#### [SET PROBLEM]
Each entry should be quoted word for word, including every mark of punctuation.

[Stored dataset items]

+ + + + +

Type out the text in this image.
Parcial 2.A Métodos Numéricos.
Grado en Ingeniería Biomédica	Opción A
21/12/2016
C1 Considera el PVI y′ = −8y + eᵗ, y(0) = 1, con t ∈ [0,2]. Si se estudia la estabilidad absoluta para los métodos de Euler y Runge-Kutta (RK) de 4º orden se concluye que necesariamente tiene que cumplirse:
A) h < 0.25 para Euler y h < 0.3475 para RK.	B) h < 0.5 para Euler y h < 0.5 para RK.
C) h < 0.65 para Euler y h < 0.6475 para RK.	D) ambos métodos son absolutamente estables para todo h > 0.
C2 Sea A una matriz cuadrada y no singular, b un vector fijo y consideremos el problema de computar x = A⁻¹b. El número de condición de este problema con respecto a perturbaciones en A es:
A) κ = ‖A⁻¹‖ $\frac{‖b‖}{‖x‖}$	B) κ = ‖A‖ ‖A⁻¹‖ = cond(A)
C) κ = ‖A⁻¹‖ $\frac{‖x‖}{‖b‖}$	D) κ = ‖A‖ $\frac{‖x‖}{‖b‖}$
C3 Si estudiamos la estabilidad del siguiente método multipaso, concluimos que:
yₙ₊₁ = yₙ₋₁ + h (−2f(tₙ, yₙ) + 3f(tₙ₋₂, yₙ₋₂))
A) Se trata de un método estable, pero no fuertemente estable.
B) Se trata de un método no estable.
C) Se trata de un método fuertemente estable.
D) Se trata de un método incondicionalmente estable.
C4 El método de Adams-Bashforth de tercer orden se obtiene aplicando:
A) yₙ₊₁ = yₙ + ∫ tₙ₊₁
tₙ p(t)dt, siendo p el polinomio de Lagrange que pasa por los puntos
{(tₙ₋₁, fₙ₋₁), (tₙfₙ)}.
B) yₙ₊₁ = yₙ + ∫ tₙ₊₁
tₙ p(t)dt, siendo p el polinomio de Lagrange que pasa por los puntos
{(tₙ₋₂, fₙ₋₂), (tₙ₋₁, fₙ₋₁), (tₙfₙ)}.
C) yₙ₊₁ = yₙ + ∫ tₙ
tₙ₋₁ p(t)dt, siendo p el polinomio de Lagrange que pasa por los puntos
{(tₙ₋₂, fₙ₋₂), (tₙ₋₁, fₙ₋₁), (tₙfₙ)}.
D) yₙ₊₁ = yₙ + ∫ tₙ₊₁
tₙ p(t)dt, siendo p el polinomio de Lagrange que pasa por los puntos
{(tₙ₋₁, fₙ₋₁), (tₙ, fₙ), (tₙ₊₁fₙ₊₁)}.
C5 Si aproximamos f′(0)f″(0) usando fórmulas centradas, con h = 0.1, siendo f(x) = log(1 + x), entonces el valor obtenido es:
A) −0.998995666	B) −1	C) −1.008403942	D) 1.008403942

+ + + + +

#### [FINISHED ANSWER]
Type out the text in this image.
Parcial 2.A Métodos Numéricos.
Grado en Ingeniería Biomédica	Opción A
21/12/2016
C1 Considera el PVI y′ = −8y + eᵗ, y(0) = 1, con t ∈ [0,2]. Si se estudia la estabilidad absoluta para los métodos de Euler y Runge-Kutta (RK) de 4º orden se concluye que necesariamente tiene que cumplirse:
A) h < 0.25 para Euler y h < 0.3475 para RK.	B) h < 0.5 para Euler y h < 0.5 para RK.
C) h < 0.65 para Euler y h < 0.6475 para RK.	D) ambos métodos son absolutamente estables para todo h > 0.
C2 Sea A una matriz cuadrada y no singular, b un vector fijo y consideremos el problema de computar x = A⁻¹b. El número de condición de este problema con respecto a perturbaciones en A es:
A) κ = ‖A⁻¹‖ $\frac{‖b‖}{‖x‖}$	B) κ = ‖A‖ ‖A⁻¹‖ = cond(A)
C) κ = ‖A⁻¹‖ $\frac{‖x‖}{‖b‖}$	D) κ = ‖A‖ $\frac{‖x‖}{‖b‖}$
C3 Si estudiamos la estabilidad del siguiente método multipaso, concluimos que:
yₙ₊₁ = yₙ₋₁ + h (−2f(tₙ, yₙ) + 3f(tₙ₋₂, yₙ₋₂))
A) Se trata de un método estable, pero no fuertemente estable.
B) Se trata de un método no estable.
C) Se trata de un método fuertemente estable.
D) Se trata de un método incondicionalmente estable.
C4 El método de Adams-Bashforth de tercer orden se obtiene aplicando:
A) yₙ₊₁ = yₙ + ∫ tₙ₊₁
tₙ p(t)dt, siendo p el polinomio de Lagrange que pasa por los puntos
{(tₙ₋₁, fₙ₋₁), (tₙfₙ)}.
B) yₙ₊₁ = yₙ + ∫ tₙ₊₁
tₙ p(t)dt, siendo p el polinomio de Lagrange que pasa por los puntos
{(tₙ₋₂, fₙ₋₂), (tₙ₋₁, fₙ₋₁), (tₙfₙ)}.
C) yₙ₊₁ = yₙ + ∫ tₙ
tₙ₋₁ p(t)dt, siendo p el polinomio de Lagrange que pasa por los puntos
{(tₙ₋₂, fₙ₋₂), (tₙ₋₁, fₙ₋₁), (tₙfₙ)}.
D) yₙ₊₁ = yₙ + ∫ tₙ₊₁
tₙ p(t)dt, siendo p el polinomio de Lagrange que pasa por los puntos
{(tₙ₋₁, fₙ₋₁), (tₙ, fₙ), (tₙ₊₁fₙ₊₁)}.
C5 Si aproximamos f′(0)f″(0) usando fórmulas centradas, con h = 0.1, siendo f(x) = log(1 + x), entonces el valor obtenido es:
A) −0.998995666	B) −1	C) −1.008403942	D) 1.008403942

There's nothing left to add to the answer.